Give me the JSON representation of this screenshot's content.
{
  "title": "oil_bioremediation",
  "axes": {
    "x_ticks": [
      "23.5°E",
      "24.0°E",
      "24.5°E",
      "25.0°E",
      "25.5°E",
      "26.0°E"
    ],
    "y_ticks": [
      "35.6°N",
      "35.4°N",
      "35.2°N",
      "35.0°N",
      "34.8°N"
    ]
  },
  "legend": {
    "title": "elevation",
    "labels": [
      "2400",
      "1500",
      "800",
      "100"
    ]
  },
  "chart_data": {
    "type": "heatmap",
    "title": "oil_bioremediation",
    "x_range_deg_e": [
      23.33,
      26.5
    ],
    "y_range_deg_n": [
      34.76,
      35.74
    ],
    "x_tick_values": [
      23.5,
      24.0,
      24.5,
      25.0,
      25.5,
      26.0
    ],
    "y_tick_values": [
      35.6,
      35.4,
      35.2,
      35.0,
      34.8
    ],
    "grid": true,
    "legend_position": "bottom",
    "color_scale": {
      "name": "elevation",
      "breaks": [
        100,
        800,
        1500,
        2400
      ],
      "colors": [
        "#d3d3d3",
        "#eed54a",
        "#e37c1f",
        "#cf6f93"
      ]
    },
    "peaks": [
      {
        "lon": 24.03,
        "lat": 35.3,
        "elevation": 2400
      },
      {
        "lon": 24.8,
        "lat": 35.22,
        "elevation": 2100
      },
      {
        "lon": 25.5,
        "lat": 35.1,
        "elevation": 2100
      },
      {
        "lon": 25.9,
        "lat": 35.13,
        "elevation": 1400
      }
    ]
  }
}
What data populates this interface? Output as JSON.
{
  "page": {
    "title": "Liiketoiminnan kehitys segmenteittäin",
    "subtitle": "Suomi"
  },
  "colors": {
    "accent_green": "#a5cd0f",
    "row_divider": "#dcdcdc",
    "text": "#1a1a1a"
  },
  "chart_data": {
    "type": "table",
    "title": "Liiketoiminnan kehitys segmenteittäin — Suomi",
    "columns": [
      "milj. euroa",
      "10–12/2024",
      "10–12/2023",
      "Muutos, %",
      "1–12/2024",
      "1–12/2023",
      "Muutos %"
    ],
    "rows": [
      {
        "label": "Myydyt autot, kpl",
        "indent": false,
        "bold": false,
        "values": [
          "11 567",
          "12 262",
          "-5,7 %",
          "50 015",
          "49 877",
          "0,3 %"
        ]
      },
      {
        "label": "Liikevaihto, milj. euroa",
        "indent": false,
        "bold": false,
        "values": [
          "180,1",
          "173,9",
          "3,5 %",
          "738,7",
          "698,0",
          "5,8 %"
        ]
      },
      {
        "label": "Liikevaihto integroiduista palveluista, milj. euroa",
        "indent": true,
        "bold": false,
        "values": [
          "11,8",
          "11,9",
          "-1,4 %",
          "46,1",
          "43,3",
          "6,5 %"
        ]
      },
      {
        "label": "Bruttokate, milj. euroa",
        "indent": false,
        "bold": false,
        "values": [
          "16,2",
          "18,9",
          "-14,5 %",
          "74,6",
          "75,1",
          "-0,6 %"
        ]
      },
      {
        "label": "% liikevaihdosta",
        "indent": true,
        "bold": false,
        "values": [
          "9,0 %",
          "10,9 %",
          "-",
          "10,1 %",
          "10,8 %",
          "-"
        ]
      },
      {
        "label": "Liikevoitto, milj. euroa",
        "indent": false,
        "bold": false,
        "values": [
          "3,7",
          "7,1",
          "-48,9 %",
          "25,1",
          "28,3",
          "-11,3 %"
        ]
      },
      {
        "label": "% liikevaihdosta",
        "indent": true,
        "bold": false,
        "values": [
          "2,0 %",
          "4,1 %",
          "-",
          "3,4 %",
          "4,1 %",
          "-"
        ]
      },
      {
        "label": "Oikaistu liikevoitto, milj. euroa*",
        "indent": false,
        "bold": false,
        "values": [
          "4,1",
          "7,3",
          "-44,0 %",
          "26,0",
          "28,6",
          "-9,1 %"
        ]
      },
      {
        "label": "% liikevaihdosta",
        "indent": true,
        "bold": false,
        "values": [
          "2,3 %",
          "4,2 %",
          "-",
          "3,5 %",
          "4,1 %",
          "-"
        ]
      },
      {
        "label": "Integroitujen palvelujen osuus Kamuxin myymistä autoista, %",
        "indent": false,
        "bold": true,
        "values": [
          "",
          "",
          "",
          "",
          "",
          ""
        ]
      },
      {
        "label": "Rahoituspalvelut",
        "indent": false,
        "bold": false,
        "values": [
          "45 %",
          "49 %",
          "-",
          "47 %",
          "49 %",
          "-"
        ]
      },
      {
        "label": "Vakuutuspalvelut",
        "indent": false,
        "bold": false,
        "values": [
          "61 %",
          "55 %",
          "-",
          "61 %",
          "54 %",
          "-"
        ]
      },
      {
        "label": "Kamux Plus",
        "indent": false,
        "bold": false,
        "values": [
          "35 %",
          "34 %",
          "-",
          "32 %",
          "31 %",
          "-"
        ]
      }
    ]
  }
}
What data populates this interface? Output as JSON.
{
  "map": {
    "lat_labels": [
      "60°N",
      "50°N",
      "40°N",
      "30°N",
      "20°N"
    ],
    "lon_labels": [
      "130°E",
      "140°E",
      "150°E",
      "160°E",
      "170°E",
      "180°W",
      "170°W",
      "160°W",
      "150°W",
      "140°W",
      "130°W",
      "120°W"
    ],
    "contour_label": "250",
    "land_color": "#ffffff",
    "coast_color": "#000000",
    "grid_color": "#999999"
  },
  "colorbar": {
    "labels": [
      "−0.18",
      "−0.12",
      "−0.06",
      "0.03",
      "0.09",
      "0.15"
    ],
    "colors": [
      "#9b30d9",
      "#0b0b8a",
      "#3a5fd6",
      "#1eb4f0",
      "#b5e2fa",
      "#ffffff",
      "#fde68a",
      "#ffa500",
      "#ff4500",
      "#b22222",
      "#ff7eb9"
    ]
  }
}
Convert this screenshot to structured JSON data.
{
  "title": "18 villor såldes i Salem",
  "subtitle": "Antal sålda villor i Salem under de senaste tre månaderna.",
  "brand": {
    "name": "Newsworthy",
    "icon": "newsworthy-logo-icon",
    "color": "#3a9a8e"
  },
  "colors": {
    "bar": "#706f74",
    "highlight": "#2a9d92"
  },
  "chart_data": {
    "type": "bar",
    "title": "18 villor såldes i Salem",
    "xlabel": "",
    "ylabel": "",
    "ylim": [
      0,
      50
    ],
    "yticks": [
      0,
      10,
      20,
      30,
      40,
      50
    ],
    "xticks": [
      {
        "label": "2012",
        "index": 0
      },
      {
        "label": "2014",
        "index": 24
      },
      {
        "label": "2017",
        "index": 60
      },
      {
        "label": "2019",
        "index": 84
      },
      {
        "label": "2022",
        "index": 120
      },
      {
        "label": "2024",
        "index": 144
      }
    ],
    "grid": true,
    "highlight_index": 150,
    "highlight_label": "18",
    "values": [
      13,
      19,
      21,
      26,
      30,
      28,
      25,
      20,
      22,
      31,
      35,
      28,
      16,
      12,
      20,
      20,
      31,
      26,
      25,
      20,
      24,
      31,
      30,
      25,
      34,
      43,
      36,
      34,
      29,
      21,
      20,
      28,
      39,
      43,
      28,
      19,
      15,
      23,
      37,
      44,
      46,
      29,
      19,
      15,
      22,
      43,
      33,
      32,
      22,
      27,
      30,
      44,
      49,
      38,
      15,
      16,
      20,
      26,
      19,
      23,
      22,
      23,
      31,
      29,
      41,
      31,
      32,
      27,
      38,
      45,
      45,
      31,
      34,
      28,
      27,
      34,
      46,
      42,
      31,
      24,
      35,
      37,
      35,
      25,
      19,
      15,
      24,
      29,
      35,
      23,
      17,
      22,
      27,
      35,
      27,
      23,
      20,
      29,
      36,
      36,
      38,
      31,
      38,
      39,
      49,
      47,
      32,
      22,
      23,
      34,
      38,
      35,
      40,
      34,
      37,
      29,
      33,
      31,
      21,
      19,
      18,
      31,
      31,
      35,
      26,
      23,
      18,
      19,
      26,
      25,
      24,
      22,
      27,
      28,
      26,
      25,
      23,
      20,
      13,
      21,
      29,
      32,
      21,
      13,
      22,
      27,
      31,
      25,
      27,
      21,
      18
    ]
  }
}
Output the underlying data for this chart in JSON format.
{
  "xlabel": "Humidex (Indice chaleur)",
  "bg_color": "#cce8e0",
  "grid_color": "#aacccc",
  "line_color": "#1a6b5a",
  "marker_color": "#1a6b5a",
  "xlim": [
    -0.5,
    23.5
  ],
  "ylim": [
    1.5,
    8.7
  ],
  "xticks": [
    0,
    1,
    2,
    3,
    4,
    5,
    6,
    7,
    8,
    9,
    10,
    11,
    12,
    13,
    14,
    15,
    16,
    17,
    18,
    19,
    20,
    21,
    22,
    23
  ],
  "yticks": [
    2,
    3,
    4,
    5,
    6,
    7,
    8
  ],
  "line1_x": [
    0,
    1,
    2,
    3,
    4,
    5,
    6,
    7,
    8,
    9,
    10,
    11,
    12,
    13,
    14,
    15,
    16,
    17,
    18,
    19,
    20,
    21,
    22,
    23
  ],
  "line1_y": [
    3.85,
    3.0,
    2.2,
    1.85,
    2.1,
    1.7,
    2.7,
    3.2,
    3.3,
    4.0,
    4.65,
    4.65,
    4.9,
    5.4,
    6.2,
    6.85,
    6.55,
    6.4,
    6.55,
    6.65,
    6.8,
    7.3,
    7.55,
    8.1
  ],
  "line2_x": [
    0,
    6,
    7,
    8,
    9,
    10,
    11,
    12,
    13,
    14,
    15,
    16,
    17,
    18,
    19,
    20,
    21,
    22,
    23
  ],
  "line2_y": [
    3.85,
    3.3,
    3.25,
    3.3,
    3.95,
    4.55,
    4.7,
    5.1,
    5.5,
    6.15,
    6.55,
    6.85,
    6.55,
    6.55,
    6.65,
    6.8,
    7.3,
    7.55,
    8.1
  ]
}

__EXERCISE INSTRUCTIONS__
Where a line above holds the string "this", show that line.

__FULL OUTPUT__
Give me the JSON representation of this screenshot's content.
What data populates this interface? Output as JSON.
What data populates this interface? Output as JSON.
Convert this screenshot to structured JSON data.
Output the underlying data for this chart in JSON format.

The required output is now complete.